*Task brief*
Sort through the data and copy the lines holding the word "Daily".

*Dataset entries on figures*
□ □ □ □
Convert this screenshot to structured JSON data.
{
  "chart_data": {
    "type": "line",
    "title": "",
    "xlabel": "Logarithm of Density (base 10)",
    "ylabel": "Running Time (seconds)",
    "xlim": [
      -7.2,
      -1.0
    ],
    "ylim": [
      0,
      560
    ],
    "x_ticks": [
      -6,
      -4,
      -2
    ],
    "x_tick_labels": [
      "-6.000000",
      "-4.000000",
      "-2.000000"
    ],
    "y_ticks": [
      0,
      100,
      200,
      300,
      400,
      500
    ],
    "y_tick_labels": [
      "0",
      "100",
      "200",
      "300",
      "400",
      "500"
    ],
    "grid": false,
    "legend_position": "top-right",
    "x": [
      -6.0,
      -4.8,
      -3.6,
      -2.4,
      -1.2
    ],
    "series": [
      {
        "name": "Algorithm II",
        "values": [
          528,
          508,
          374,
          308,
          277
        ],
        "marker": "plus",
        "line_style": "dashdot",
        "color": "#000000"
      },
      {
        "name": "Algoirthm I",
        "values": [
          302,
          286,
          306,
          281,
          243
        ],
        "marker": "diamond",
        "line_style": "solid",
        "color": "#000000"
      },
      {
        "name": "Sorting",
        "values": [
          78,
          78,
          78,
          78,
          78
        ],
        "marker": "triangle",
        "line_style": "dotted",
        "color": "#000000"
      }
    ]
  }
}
□ □ □ □
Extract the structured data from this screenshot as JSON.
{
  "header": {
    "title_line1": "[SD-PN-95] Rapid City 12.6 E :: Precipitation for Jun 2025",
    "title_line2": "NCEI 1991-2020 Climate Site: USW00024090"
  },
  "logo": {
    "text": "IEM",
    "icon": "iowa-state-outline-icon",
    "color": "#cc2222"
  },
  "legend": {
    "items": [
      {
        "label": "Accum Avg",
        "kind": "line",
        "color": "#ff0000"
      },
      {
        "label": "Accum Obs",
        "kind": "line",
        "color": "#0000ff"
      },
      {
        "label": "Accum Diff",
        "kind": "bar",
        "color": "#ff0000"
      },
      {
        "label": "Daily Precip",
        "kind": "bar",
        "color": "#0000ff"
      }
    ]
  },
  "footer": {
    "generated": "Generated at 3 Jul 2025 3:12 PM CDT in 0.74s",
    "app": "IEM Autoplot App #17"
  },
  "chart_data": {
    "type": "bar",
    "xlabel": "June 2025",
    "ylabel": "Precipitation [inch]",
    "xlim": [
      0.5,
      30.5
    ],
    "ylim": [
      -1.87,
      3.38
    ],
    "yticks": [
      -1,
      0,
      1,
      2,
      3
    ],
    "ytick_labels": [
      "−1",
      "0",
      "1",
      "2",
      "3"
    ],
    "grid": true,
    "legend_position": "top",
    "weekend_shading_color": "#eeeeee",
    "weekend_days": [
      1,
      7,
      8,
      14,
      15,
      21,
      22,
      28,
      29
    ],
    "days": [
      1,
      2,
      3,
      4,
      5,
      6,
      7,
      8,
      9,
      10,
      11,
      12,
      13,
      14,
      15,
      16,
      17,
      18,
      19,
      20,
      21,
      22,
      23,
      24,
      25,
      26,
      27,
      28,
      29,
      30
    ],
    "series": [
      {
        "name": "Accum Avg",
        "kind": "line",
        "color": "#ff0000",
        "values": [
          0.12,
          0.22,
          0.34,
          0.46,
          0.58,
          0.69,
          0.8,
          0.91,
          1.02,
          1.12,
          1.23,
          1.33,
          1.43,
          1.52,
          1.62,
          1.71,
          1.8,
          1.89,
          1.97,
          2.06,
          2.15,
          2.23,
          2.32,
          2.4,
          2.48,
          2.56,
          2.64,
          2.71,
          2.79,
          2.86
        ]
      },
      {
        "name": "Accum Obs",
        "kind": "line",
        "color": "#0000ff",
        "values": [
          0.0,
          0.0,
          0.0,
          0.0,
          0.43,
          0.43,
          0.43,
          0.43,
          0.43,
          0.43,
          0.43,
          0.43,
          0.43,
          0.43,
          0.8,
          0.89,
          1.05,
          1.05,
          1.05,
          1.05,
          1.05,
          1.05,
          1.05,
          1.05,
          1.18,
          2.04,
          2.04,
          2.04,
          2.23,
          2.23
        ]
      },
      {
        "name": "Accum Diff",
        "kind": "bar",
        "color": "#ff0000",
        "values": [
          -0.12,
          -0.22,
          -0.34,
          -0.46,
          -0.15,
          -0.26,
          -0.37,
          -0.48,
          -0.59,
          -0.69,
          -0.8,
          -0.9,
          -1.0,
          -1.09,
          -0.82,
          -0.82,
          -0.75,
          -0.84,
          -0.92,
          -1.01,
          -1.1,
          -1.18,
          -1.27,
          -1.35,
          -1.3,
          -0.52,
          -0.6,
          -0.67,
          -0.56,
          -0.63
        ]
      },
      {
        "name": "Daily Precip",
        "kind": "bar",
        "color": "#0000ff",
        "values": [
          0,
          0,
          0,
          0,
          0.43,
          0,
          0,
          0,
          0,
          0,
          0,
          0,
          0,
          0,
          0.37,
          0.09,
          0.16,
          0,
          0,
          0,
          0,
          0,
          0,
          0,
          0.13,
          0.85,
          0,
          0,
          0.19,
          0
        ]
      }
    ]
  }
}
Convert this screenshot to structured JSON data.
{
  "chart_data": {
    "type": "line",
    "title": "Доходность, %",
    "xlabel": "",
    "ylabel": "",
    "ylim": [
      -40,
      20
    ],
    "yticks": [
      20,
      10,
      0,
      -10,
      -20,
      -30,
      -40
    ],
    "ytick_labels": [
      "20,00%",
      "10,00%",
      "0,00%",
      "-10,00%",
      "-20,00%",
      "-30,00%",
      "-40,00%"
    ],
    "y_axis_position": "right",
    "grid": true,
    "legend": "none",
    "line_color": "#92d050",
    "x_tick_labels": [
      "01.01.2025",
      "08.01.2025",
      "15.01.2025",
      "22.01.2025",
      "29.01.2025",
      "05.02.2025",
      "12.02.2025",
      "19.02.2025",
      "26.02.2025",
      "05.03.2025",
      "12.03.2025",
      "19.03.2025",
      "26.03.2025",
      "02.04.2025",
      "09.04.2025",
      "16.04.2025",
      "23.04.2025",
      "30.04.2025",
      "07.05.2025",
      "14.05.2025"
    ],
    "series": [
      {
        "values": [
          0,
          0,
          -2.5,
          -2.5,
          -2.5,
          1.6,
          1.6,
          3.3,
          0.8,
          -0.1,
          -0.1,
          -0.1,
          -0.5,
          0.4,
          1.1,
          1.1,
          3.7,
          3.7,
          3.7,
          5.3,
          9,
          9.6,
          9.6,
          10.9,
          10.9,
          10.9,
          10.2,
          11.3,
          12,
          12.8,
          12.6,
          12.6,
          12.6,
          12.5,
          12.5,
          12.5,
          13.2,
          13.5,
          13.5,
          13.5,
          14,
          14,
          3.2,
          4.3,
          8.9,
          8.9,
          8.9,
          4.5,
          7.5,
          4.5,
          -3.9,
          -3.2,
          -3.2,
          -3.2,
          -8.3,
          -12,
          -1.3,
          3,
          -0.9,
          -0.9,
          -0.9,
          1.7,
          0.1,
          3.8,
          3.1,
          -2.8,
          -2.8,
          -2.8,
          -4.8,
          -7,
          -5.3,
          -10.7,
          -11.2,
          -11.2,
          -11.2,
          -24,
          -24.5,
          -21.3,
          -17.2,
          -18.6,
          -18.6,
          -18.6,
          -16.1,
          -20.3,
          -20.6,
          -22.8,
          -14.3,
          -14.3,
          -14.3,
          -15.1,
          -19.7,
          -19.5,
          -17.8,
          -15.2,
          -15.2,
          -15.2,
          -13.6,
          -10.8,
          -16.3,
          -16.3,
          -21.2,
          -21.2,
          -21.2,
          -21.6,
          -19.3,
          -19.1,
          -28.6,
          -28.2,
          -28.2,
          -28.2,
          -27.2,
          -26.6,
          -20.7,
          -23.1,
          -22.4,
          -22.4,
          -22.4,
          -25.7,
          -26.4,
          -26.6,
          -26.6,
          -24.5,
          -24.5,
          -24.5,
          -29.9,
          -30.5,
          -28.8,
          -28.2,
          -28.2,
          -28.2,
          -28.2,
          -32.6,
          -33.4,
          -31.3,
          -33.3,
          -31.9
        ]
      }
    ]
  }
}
□ □ □ □
*Solution for this task*
        "label": "Daily Precip",
        "name": "Daily Precip",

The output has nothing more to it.